◆ Goal
Wherever the string "kterou" occurs in a line of these records, report that line.

[Stored entries]

(begin)

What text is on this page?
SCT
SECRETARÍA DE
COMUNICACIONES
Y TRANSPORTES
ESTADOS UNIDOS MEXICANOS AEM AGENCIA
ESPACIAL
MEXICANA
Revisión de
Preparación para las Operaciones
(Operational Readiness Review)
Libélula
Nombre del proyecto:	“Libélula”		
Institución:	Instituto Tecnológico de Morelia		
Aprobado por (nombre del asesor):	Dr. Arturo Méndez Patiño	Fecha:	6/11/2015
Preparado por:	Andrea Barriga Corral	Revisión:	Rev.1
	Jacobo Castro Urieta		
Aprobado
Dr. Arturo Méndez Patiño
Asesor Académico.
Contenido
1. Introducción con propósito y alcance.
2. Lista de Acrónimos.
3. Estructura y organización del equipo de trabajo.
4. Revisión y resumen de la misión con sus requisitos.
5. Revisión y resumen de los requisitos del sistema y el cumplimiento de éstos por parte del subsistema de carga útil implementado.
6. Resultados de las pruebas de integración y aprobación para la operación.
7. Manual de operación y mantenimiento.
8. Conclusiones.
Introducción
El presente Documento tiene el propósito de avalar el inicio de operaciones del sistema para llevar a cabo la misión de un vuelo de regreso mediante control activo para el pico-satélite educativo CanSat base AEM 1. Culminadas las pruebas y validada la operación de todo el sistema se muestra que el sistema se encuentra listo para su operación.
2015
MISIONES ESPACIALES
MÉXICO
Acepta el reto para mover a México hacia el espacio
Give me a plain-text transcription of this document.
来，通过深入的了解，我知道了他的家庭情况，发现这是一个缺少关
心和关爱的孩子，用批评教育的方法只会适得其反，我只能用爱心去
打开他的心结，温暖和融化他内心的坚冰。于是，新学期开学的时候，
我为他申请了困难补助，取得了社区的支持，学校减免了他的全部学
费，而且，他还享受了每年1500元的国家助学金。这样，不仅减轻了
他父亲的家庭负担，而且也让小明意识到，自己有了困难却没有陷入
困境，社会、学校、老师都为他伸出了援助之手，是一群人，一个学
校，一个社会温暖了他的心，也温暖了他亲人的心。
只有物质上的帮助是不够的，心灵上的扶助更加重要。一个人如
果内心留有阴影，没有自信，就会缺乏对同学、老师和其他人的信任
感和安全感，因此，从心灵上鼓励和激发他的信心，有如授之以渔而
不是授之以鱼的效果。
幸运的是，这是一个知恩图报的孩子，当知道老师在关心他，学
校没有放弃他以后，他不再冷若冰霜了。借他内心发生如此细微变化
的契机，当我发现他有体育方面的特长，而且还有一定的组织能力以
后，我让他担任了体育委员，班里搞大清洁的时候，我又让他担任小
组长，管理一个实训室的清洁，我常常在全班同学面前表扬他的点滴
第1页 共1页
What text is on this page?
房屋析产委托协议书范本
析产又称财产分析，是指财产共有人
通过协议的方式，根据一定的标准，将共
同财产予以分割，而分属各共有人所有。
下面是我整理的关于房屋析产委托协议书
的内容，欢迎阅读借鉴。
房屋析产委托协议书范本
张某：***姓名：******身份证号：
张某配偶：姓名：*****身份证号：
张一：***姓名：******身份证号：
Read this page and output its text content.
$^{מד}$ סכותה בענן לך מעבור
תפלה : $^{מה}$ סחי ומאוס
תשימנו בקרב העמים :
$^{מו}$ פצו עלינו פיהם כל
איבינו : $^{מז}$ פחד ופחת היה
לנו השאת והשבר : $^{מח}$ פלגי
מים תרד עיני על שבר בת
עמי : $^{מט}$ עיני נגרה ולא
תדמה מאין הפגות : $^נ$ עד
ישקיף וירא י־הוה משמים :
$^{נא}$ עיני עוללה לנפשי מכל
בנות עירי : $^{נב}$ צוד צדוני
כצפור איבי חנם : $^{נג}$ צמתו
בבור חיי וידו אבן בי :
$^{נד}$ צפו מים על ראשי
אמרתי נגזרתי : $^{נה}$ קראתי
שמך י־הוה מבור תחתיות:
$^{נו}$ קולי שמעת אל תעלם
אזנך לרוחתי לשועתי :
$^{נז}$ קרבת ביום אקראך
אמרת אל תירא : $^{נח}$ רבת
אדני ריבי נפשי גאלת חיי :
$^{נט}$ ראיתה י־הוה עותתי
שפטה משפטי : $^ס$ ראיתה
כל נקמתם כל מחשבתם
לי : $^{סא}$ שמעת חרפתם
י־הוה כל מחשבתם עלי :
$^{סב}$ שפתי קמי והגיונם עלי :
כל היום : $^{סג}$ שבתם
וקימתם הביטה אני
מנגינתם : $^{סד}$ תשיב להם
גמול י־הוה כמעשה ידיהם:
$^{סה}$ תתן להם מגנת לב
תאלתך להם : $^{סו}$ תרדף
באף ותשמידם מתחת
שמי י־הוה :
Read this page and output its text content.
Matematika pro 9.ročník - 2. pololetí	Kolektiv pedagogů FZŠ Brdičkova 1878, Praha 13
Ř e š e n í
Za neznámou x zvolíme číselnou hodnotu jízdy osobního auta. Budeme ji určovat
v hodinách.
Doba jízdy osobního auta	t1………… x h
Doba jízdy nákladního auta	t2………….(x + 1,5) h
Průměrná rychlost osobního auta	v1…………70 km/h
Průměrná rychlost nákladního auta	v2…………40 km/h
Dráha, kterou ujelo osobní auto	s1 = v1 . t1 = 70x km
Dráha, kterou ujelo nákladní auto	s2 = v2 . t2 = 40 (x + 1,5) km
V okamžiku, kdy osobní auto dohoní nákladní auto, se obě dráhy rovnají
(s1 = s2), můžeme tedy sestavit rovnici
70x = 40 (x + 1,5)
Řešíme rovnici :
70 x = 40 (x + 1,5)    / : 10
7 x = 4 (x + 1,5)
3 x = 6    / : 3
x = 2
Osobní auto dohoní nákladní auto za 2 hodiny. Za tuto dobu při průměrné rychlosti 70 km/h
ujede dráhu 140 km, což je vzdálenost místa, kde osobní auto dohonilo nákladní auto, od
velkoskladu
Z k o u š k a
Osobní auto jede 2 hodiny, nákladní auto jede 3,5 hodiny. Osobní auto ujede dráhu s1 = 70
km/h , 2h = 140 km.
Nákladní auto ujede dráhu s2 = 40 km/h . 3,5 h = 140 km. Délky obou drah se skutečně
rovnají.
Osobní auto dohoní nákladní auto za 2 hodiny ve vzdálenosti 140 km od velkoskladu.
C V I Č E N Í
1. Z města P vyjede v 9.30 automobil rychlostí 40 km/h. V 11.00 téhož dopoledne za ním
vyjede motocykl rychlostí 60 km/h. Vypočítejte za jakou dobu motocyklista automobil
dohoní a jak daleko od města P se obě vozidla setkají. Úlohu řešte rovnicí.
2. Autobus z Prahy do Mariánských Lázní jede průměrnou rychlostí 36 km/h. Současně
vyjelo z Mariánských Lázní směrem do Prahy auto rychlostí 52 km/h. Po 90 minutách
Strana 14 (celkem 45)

(end)

◆ Solution to this task
Dráha, kterou ujelo osobní auto	s1 = v1 . t1 = 70x km
Dráha, kterou ujelo nákladní auto	s2 = v2 . t2 = 40 (x + 1,5) km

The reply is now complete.